Written problem: In the listing below, pick out lines with "ynagan".

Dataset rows
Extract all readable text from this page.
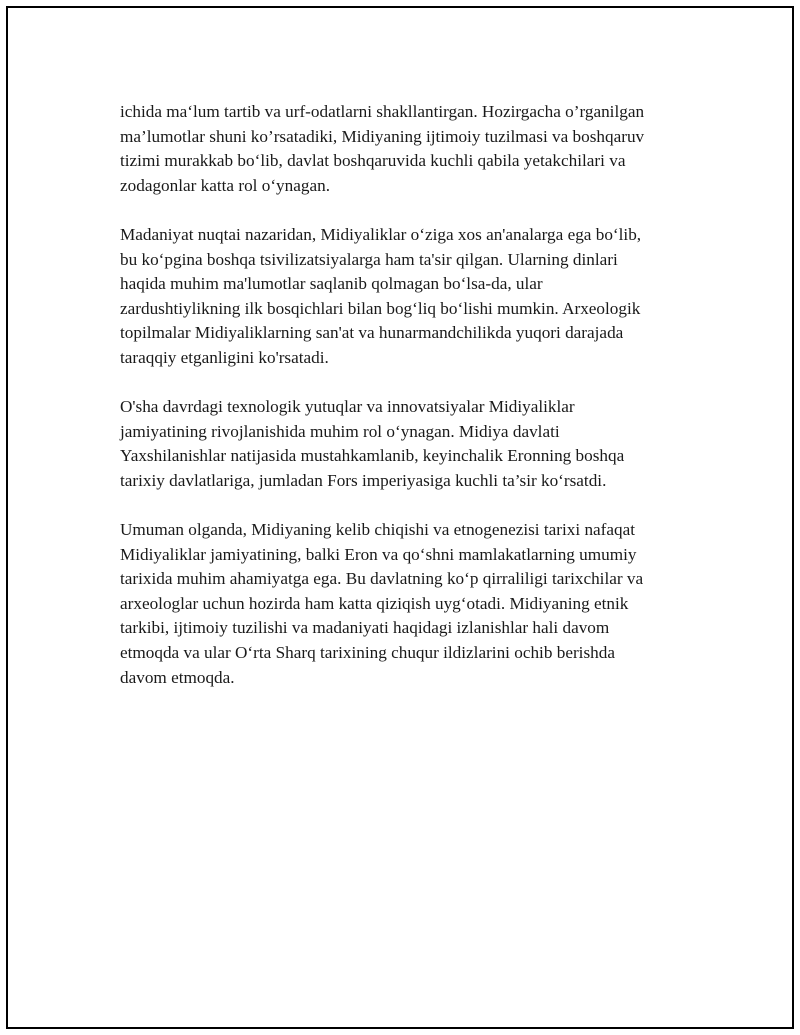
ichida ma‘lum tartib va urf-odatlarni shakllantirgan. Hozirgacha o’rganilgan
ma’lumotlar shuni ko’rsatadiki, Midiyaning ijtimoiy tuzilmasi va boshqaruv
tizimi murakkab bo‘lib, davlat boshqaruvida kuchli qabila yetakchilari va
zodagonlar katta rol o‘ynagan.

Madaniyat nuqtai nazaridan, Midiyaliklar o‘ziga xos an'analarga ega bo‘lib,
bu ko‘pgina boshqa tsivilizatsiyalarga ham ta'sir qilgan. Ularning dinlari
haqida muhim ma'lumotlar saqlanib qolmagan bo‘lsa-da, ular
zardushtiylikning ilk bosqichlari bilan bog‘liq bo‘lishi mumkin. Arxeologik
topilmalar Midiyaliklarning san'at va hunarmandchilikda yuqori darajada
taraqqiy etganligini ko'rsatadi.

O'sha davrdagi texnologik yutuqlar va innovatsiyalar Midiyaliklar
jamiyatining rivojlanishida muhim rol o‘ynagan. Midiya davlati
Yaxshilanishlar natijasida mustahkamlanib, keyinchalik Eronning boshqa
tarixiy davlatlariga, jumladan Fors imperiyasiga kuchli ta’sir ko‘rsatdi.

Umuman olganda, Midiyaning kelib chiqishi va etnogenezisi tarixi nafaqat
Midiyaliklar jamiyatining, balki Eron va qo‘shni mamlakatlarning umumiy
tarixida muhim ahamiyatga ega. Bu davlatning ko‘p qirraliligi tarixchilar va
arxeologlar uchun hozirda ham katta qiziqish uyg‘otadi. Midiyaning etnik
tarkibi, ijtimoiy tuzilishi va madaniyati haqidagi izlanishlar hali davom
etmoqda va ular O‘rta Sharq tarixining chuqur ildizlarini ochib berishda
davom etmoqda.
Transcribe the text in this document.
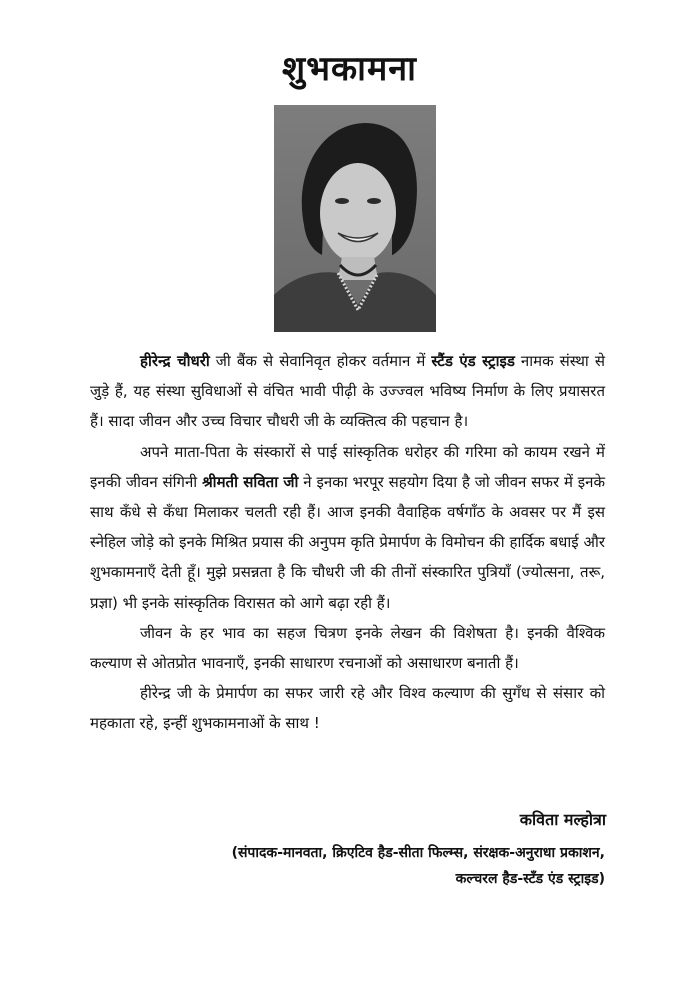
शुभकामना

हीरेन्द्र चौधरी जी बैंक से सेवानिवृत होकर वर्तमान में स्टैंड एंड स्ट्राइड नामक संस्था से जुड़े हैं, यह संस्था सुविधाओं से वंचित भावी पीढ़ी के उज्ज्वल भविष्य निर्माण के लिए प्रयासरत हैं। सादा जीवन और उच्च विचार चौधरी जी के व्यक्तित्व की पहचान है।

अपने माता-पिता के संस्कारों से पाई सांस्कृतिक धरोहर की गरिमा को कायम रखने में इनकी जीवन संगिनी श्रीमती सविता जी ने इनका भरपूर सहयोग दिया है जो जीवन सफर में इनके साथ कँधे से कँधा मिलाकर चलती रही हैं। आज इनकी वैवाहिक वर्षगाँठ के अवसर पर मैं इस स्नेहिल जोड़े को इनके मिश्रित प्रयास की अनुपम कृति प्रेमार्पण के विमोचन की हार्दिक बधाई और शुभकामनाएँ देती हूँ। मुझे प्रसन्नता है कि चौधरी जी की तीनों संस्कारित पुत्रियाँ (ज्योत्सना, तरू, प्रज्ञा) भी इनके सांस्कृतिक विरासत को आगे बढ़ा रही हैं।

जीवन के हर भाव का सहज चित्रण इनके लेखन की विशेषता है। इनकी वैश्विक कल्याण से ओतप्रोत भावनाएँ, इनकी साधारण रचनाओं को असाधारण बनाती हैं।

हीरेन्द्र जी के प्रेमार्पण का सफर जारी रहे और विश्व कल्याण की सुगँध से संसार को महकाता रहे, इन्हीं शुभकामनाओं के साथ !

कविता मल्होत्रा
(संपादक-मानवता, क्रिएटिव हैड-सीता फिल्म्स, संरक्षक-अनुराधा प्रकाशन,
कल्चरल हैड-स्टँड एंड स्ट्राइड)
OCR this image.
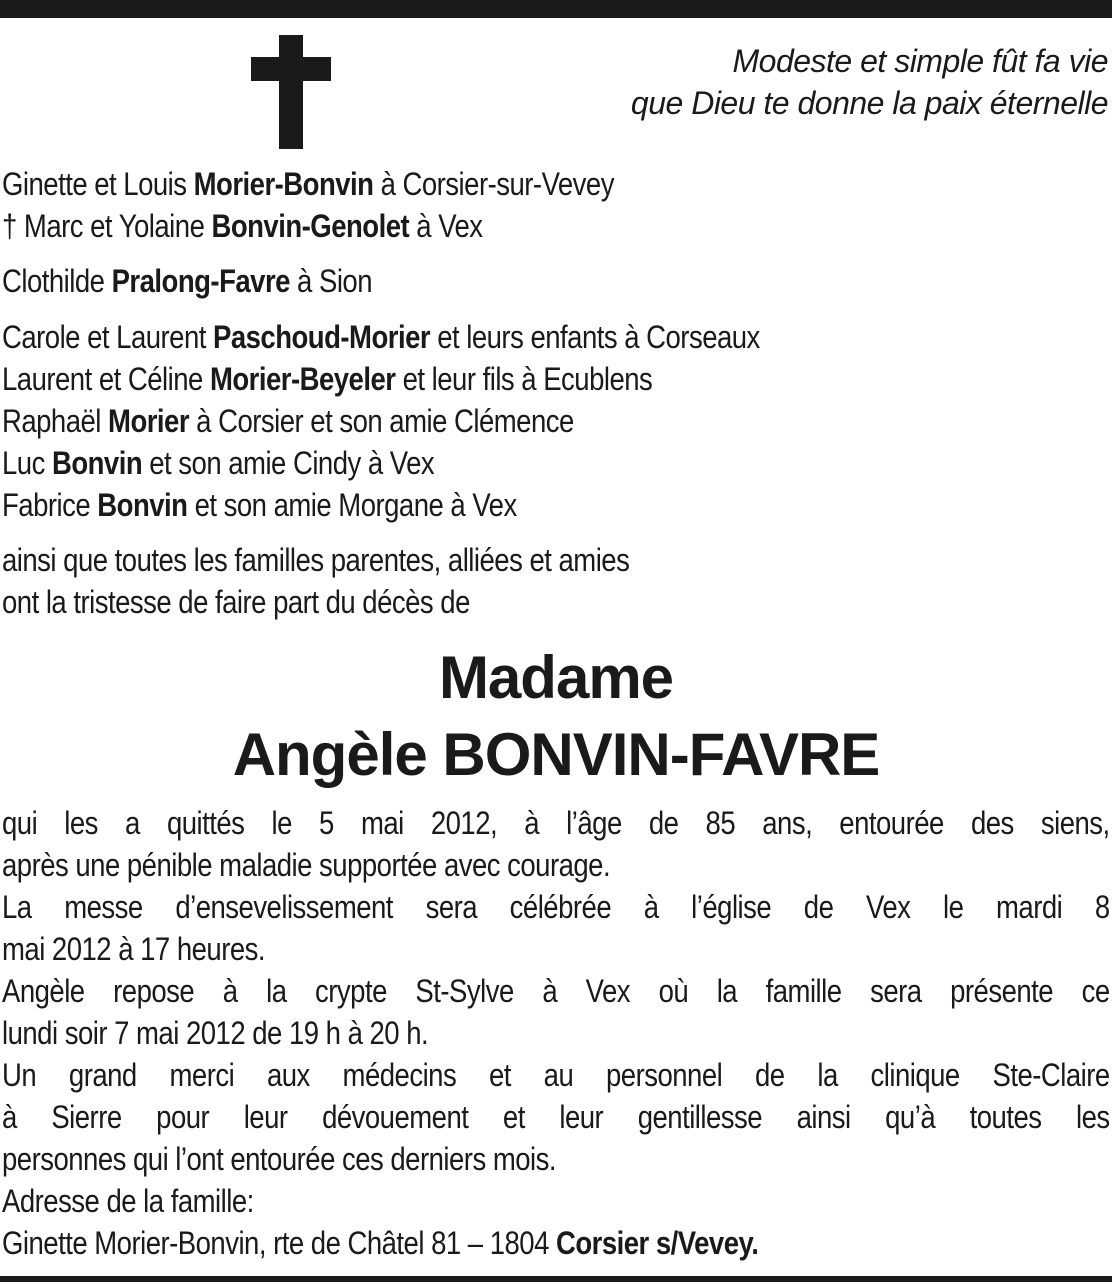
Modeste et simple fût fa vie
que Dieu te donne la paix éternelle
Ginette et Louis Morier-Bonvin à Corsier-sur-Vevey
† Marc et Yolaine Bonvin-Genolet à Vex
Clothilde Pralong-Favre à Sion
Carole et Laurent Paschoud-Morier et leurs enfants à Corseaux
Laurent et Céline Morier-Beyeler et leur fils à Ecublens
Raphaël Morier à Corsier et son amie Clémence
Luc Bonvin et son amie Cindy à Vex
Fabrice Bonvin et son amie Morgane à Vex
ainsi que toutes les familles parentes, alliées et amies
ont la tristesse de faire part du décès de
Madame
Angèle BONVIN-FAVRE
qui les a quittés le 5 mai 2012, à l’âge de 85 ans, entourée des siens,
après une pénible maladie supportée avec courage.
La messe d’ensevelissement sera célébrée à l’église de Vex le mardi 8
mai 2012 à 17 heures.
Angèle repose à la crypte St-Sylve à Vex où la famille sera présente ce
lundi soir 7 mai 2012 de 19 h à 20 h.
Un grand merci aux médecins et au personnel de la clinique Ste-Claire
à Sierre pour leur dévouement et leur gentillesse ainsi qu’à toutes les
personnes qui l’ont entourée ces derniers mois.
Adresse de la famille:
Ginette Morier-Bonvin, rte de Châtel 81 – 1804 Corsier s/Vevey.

...

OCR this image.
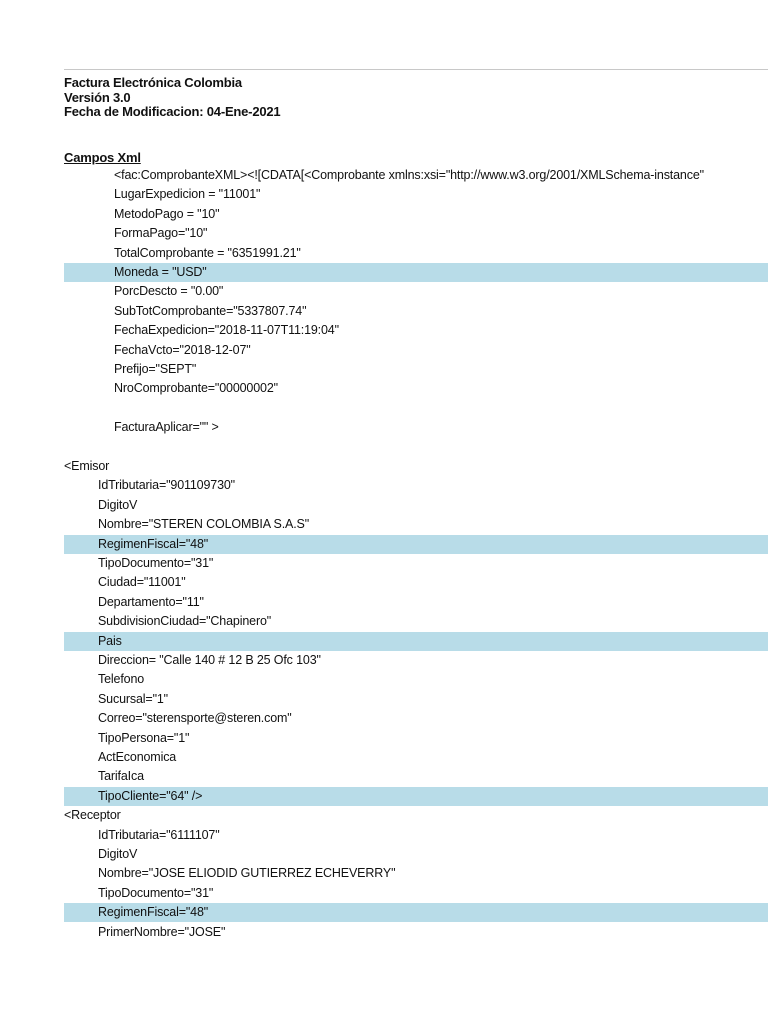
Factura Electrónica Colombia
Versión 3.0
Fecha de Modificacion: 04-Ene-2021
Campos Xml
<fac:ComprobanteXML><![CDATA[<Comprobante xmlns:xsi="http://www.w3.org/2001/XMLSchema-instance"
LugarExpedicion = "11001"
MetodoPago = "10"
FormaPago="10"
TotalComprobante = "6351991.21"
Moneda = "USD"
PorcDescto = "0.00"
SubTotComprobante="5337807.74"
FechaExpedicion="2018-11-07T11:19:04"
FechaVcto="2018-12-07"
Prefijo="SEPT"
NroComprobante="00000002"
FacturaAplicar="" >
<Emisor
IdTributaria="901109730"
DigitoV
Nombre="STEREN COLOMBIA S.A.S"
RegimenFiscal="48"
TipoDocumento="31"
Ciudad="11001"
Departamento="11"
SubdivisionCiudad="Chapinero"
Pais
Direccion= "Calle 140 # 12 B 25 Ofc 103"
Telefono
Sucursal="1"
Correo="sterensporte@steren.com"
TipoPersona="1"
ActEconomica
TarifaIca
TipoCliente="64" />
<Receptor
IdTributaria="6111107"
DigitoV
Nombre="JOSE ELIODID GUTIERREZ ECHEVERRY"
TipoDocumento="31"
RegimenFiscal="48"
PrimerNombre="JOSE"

==

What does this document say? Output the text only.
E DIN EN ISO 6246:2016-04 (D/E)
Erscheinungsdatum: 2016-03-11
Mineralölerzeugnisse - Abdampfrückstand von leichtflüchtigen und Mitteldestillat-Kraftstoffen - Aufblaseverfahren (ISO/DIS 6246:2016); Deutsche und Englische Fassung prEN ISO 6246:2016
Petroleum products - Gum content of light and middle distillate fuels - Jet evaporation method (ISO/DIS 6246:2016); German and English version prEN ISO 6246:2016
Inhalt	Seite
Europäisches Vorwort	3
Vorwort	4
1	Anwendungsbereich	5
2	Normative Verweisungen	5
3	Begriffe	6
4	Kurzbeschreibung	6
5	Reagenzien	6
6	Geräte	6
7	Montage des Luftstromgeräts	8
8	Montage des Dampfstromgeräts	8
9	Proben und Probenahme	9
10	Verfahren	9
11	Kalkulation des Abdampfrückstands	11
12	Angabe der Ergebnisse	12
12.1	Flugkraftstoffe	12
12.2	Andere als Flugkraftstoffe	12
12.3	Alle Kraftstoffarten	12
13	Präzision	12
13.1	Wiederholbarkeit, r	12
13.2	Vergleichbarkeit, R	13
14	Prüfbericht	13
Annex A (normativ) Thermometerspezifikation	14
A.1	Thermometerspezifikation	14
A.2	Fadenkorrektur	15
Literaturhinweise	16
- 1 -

Output of the exercise:
zodagonlar katta rol o‘ynagan.
jamiyatining rivojlanishida muhim rol o‘ynagan. Midiya davlati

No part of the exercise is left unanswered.